→ PROBLEM
For each line that holds "vengono", copy the line out.
**** PROVIDED MATERIAL
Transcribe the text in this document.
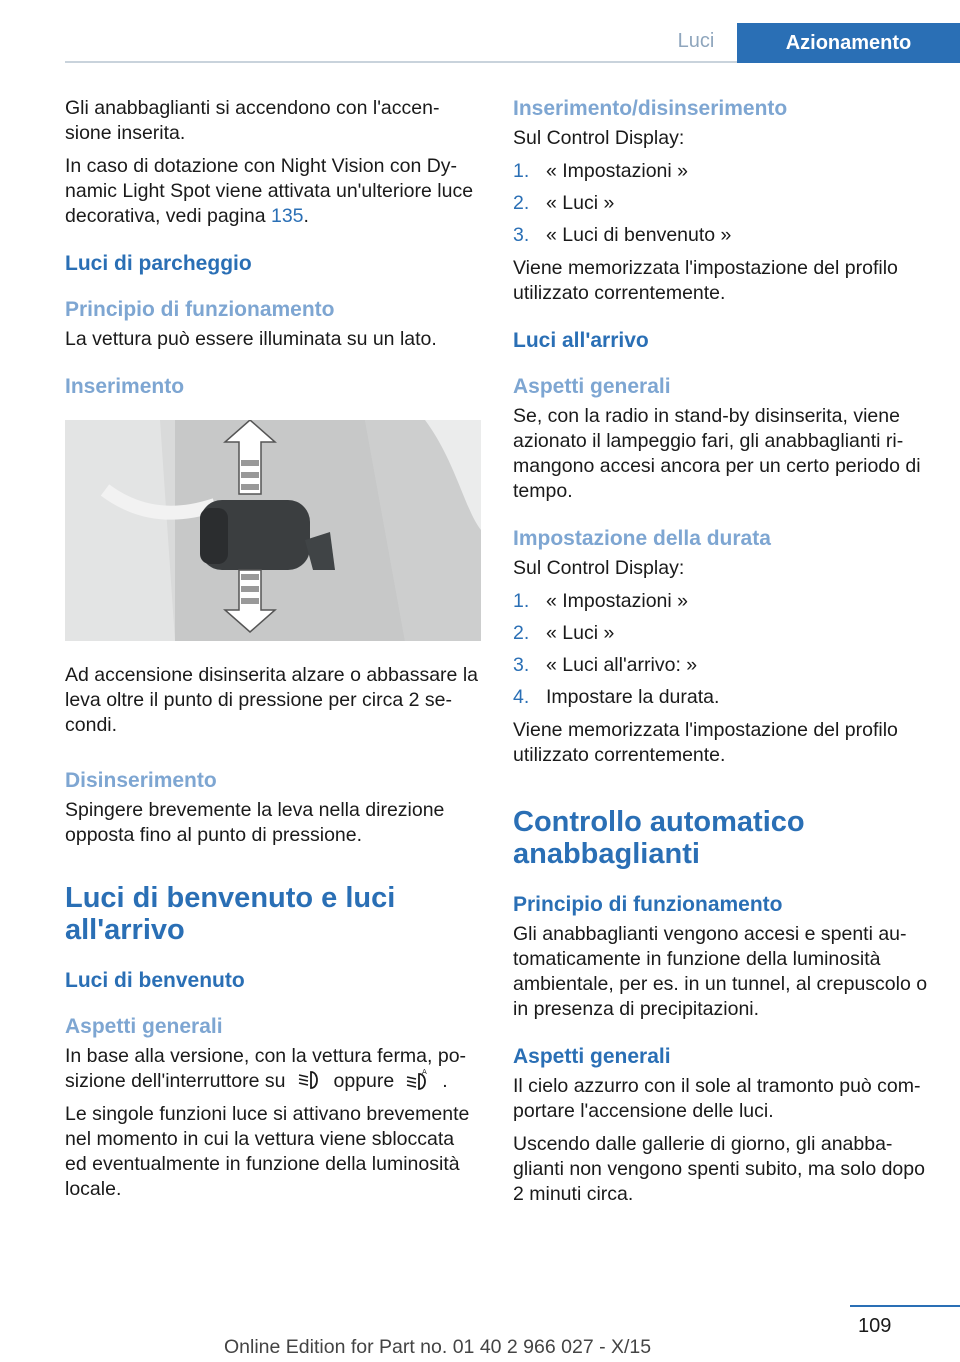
Luci	Azionamento

Gli anabbaglianti si accendono con l'accen-sione inserita.

In caso di dotazione con Night Vision con Dy-namic Light Spot viene attivata un'ulteriore luce decorativa, vedi pagina 135.

Luci di parcheggio
Principio di funzionamento

La vettura può essere illuminata su un lato.

Inserimento

Ad accensione disinserita alzare o abbassare la leva oltre il punto di pressione per circa 2 se-condi.

Disinserimento

Spingere brevemente la leva nella direzione opposta fino al punto di pressione.

Luci di benvenuto e luci all'arrivo
Luci di benvenuto
Aspetti generali

In base alla versione, con la vettura ferma, po-sizione dell'interruttore su oppure	A .

Le singole funzioni luce si attivano brevemente nel momento in cui la vettura viene sbloccata ed eventualmente in funzione della luminosità locale.

Inserimento/disinserimento

Sul Control Display:

1. « Impostazioni »
2. « Luci »
3. « Luci di benvenuto »

Viene memorizzata l'impostazione del profilo utilizzato correntemente.

Luci all'arrivo
Aspetti generali

Se, con la radio in stand-by disinserita, viene azionato il lampeggio fari, gli anabbaglianti ri-mangono accesi ancora per un certo periodo di tempo.

Impostazione della durata

Sul Control Display:

1. « Impostazioni »
2. « Luci »
3. « Luci all'arrivo: »
4. Impostare la durata.

Viene memorizzata l'impostazione del profilo utilizzato correntemente.

Controllo automatico anabbaglianti
Principio di funzionamento

Gli anabbaglianti vengono accesi e spenti au-tomaticamente in funzione della luminosità ambientale, per es. in un tunnel, al crepuscolo o in presenza di precipitazioni.

Aspetti generali

Il cielo azzurro con il sole al tramonto può com-portare l'accensione delle luci.

Uscendo dalle gallerie di giorno, gli anabba-glianti non vengono spenti subito, ma solo dopo 2 minuti circa.

109
Online Edition for Part no. 01 40 2 966 027 - X/15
********
→ RESULT OF THIS TASK
Gli anabbaglianti vengono accesi e spenti au-tomaticamente in funzione della luminosità ambientale, per es. in un tunnel, al crepuscolo o in presenza di precipitazioni.
Uscendo dalle gallerie di giorno, gli anabba-glianti non vengono spenti subito, ma solo dopo 2 minuti circa.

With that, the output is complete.